Textauszug ->

#####

Scheuer – ein Risiko für die CSU


CSU-Chef Söder kann längst nicht mehr vermitteln, warum er an Scheuer festhält. Dessen Rolle bei der Pkw-Maut belastet die CSU – jetzt wäre ein guter Zeitpunkt für Söder, einen neuen Verkehrsminister zu präsentieren.

Tobias Betz | tagesschau.de

Andreas Scheuer wird immer mehr zum Risiko für die CSU. Mag sein, dass die Zustimmungswerte aktuell sehr hoch sind für die CSU. Aber das kann sich im Laufe eines Wahljahres schnell ändern. Dem sollten die Christsozialen vorbeugen. Und da richten sich die Augen auf Partei-Chef Markus Söder. Im Koalitionsvertrag steht klipp und klar: Die Parteichefs sind verantwortlich, wer unter ihrer Flagge am Kabinettstisch Platz nehmen darf. Und dort auch bleiben darf.

#####

Daten ->

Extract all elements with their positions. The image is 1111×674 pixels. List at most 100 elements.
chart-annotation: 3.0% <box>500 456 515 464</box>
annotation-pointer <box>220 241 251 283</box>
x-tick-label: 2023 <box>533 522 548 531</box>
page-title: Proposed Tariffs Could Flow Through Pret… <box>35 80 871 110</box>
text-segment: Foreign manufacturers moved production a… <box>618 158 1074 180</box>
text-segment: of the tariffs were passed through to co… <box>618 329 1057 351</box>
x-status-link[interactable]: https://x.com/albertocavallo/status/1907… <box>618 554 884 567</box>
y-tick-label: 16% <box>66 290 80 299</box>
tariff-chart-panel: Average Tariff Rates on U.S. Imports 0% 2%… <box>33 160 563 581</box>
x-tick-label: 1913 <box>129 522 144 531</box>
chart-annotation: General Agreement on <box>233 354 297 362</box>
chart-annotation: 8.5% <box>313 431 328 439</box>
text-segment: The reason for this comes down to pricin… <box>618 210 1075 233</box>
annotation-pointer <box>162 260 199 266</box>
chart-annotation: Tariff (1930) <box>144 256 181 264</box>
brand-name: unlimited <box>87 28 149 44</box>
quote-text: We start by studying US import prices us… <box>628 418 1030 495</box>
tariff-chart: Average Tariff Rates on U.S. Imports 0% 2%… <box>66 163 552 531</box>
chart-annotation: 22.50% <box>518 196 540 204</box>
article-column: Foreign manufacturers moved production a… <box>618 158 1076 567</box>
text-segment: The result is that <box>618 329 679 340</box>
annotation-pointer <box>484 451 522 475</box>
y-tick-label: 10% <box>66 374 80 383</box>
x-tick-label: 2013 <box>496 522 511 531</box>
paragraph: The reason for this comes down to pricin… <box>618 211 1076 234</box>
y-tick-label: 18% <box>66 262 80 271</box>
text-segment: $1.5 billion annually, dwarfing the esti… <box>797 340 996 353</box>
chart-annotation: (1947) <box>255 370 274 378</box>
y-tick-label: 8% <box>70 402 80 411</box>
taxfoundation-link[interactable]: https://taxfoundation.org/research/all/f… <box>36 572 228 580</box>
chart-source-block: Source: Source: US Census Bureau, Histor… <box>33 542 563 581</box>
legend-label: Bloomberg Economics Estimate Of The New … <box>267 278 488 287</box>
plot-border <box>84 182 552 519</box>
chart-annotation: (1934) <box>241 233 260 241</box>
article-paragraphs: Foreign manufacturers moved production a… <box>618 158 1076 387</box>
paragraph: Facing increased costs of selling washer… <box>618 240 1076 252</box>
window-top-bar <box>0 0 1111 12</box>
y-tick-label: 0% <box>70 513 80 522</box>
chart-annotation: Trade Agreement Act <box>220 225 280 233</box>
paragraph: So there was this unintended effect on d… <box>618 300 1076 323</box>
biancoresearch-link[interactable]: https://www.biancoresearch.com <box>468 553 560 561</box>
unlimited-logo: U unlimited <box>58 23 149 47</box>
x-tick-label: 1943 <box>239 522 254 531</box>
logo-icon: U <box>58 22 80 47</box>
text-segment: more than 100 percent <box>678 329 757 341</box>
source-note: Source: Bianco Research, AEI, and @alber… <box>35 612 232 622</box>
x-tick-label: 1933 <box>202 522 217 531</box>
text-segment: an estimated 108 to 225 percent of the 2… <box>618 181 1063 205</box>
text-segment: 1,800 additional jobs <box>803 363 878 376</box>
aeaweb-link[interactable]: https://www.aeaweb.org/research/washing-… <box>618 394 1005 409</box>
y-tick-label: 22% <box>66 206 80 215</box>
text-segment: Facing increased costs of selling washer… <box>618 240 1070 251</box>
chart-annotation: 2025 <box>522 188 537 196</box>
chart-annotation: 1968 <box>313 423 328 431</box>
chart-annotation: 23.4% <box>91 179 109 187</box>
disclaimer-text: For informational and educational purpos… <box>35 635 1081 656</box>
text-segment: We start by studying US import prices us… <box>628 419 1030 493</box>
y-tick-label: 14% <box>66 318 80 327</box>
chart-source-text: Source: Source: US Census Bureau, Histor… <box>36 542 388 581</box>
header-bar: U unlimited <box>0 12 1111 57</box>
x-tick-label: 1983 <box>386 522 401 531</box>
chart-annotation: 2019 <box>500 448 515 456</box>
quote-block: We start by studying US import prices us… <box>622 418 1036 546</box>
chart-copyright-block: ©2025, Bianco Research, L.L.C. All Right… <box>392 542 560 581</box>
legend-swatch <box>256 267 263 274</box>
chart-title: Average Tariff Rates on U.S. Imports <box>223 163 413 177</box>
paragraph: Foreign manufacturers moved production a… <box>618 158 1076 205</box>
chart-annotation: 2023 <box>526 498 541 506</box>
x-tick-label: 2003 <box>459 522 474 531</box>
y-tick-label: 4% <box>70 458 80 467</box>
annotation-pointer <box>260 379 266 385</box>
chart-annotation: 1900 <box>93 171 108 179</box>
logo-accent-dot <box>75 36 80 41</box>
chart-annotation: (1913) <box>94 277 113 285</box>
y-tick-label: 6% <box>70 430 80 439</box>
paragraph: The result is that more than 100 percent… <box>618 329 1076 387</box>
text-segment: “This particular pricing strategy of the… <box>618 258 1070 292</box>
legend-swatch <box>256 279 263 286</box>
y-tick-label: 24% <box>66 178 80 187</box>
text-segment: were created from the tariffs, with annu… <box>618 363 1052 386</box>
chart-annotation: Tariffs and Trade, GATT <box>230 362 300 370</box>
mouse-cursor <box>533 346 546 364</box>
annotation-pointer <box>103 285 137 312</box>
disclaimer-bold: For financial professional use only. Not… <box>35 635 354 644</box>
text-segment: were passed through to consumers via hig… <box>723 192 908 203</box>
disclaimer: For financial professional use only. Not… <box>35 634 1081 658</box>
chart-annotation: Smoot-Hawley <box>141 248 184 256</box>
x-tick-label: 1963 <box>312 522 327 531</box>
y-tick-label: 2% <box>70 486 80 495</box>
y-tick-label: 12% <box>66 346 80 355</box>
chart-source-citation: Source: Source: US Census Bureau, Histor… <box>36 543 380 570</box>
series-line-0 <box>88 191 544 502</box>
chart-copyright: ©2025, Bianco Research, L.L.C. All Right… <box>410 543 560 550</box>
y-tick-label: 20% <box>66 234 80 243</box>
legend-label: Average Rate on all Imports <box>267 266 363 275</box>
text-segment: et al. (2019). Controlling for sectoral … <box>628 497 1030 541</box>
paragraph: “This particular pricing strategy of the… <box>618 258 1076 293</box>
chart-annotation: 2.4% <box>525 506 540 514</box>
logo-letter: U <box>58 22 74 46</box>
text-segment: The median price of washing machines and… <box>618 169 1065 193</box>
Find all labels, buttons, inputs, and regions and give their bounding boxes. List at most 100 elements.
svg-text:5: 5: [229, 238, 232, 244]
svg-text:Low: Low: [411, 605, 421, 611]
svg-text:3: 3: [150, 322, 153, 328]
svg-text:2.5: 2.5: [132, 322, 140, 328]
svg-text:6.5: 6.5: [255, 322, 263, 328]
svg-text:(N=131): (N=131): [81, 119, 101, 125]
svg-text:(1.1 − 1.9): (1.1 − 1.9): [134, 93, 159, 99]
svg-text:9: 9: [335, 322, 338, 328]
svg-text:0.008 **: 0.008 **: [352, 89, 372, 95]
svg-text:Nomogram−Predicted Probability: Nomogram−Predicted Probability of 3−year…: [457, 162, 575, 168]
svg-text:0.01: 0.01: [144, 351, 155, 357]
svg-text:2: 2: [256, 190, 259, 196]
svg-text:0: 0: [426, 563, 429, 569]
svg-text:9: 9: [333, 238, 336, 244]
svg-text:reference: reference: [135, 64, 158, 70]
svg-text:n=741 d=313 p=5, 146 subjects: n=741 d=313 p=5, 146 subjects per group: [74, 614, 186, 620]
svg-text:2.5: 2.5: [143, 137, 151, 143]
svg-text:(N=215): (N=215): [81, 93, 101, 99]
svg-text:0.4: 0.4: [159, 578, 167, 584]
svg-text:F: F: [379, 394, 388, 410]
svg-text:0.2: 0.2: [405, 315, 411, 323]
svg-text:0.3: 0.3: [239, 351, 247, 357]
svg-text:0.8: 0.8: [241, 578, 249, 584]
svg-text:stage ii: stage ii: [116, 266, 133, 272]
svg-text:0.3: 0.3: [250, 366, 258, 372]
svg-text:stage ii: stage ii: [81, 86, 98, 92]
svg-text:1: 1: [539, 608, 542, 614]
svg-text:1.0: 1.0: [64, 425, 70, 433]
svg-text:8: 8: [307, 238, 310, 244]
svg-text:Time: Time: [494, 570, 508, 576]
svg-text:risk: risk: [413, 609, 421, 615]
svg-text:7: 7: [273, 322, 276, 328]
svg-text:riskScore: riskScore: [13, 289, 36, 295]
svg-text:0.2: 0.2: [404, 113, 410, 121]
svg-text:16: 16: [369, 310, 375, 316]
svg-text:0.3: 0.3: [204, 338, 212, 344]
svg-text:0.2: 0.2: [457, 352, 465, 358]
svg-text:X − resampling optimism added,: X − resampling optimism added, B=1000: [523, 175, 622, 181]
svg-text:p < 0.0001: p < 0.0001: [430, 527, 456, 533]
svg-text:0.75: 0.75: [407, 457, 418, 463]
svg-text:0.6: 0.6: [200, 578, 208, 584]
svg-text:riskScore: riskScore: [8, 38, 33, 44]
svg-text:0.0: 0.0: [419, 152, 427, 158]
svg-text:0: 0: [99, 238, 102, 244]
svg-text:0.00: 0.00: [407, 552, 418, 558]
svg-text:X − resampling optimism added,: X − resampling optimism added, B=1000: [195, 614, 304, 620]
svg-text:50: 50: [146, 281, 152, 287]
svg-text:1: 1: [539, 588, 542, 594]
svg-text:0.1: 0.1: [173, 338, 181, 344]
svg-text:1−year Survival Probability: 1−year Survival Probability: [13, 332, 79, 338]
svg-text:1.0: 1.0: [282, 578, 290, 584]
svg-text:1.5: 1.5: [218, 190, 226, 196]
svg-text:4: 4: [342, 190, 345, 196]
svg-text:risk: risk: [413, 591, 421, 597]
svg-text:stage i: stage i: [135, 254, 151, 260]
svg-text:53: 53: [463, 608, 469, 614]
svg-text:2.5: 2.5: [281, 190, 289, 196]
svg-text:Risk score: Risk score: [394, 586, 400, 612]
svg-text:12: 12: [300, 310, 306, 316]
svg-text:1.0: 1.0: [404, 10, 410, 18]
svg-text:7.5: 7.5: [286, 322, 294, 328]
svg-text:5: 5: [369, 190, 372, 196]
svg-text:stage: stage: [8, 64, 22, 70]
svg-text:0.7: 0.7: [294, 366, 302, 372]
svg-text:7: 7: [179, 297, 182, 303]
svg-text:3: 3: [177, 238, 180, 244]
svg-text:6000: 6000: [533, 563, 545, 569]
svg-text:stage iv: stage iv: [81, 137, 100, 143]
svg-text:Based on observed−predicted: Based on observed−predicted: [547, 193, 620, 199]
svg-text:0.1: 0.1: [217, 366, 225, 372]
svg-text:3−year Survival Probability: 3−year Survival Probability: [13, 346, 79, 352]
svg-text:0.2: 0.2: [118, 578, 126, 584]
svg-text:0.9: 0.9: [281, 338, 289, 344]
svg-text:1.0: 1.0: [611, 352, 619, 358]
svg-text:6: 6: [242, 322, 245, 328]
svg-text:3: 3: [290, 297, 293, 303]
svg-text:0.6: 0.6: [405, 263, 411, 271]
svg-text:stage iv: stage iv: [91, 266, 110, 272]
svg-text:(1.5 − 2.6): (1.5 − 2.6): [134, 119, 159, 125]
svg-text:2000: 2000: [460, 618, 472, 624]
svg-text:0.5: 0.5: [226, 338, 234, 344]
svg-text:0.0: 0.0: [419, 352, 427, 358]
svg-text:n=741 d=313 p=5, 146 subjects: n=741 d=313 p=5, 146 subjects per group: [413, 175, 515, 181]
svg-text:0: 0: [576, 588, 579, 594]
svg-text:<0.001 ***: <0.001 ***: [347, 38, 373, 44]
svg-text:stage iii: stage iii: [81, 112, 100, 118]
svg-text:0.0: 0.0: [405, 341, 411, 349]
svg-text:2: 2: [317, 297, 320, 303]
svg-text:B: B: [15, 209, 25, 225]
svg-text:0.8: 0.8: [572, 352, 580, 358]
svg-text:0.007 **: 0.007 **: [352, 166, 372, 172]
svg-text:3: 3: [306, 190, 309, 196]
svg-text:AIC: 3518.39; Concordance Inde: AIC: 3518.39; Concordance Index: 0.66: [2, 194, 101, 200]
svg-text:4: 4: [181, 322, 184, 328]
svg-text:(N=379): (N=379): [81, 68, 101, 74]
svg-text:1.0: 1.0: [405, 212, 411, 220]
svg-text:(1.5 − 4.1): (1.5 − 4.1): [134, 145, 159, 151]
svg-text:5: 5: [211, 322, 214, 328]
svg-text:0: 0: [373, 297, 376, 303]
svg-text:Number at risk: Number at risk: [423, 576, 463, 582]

#####

Aufgaben ->
A. Prüfen Sie für jede der folgenden Aussagen, ob sie mit dem Text über Scheuer und die CSU übereinstimmt, und antworten Sie jeweils mit Ja oder Nein samt dem entscheidenden Wortlaut des Textes als wörtlichem Zitat. (i) Laut Koalitionsvertrag bestimmen die Parteichefs, wer unter ihrer Flagge am Kabinettstisch sitzt. (ii) Andreas Scheuer ist Parteichef der CSU. (iii) Als Belastung für die CSU wird Scheuers Rolle bei der Pkw-Maut genannt.
B. Schreiben Sie den Text über Scheuer und die CSU im Anschluss an den Satz „Und dort auch bleiben darf.“ weiter.
Die Einträge sind eigenständiges Material und stehen in keinem Zusammenhang mit dem Text über Scheuer und die CSU.

Nummerierte Antworten ->
A.
(i) Ja: „Die Parteichefs sind verantwortlich, wer unter ihrer Flagge am Kabinettstisch Platz nehmen darf.“
(ii) Nein: „Und da richten sich die Augen auf Partei-Chef Markus Söder.“
(iii) Ja: „Dessen Rolle bei der Pkw-Maut belastet die CSU“

B.
Nun steht der Vorwurf im Raum, Scheuer habe das Parlament belogen. Schwere Anschuldigungen für einen Bundesminister. Umso erstaunlicher ist, dass sich CSU-Chef Markus Söder den Luxus leistet und Scheuer im Amt hält. Intern hält Scheuer niemand mehr ernsthaft die Stange. Selbst in Passau, Scheuers Heimat, ist seine Unbeliebtheit beachtlich.

Söder in Bedrängnis

Mittlerweile kann Söder kaum noch vermitteln, warum er an Scheuer festhält, warum er nicht längst die Konsequenzen gezogen hat. Vielleicht setzt Söder auf eine andere Gelegenheit. Der Untersuchungsausschuss wäre ein Argument, aber taktisch unklug.

Er würde mit der Absetzung Scheuers der Opposition den Pokal überreichen, einen Minister zu Fall gebracht zu haben. Vielleicht wartet Söder darauf, dass sich das Problem in einem Jahr mit der Bundestagswahl von selbst erledigt.